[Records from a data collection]

-------------------------

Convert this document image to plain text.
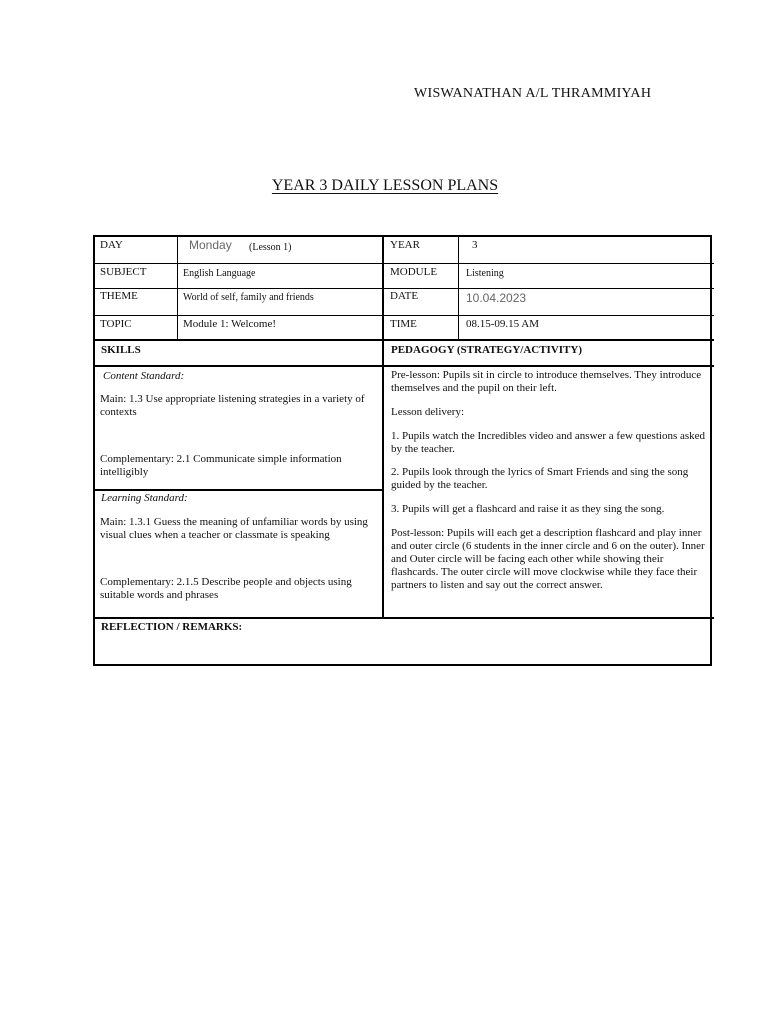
WISWANATHAN A/L THRAMMIYAH
YEAR 3 DAILY LESSON PLANS
DAY	Monday (Lesson 1)	YEAR	3
SUBJECT	English Language	MODULE	Listening
THEME	World of self, family and friends	DATE	10.04.2023
TOPIC	Module 1: Welcome!	TIME	08.15-09.15 AM
SKILLS	PEDAGOGY (STRATEGY/ACTIVITY)
Content Standard:
Main: 1.3 Use appropriate listening strategies in a variety of contexts
Complementary: 2.1 Communicate simple information intelligibly
Learning Standard:
Main: 1.3.1 Guess the meaning of unfamiliar words by using visual clues when a teacher or classmate is speaking
Complementary: 2.1.5 Describe people and objects using suitable words and phrases
Pre-lesson: Pupils sit in circle to introduce themselves. They introduce themselves and the pupil on their left.
Lesson delivery:
1. Pupils watch the Incredibles video and answer a few questions asked by the teacher.
2. Pupils look through the lyrics of Smart Friends and sing the song guided by the teacher.
3. Pupils will get a flashcard and raise it as they sing the song.
Post-lesson: Pupils will each get a description flashcard and play inner and outer circle (6 students in the inner circle and 6 on the outer). Inner and Outer circle will be facing each other while showing their flashcards. The outer circle will move clockwise while they face their partners to listen and say out the correct answer.
REFLECTION / REMARKS:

-------------------------

§ **Your task**
Print all of the entries word for word. Omit the pictures they contain.

§ **Written solution**
Convert this document image to plain text.
WISWANATHAN A/L THRAMMIYAH
YEAR 3 DAILY LESSON PLANS
DAY	Monday (Lesson 1)	YEAR	3
SUBJECT	English Language	MODULE	Listening
THEME	World of self, family and friends	DATE	10.04.2023
TOPIC	Module 1: Welcome!	TIME	08.15-09.15 AM
SKILLS	PEDAGOGY (STRATEGY/ACTIVITY)
Content Standard:
Main: 1.3 Use appropriate listening strategies in a variety of contexts
Complementary: 2.1 Communicate simple information intelligibly
Learning Standard:
Main: 1.3.1 Guess the meaning of unfamiliar words by using visual clues when a teacher or classmate is speaking
Complementary: 2.1.5 Describe people and objects using suitable words and phrases
Pre-lesson: Pupils sit in circle to introduce themselves. They introduce themselves and the pupil on their left.
Lesson delivery:
1. Pupils watch the Incredibles video and answer a few questions asked by the teacher.
2. Pupils look through the lyrics of Smart Friends and sing the song guided by the teacher.
3. Pupils will get a flashcard and raise it as they sing the song.
Post-lesson: Pupils will each get a description flashcard and play inner and outer circle (6 students in the inner circle and 6 on the outer). Inner and Outer circle will be facing each other while showing their flashcards. The outer circle will move clockwise while they face their partners to listen and say out the correct answer.
REFLECTION / REMARKS:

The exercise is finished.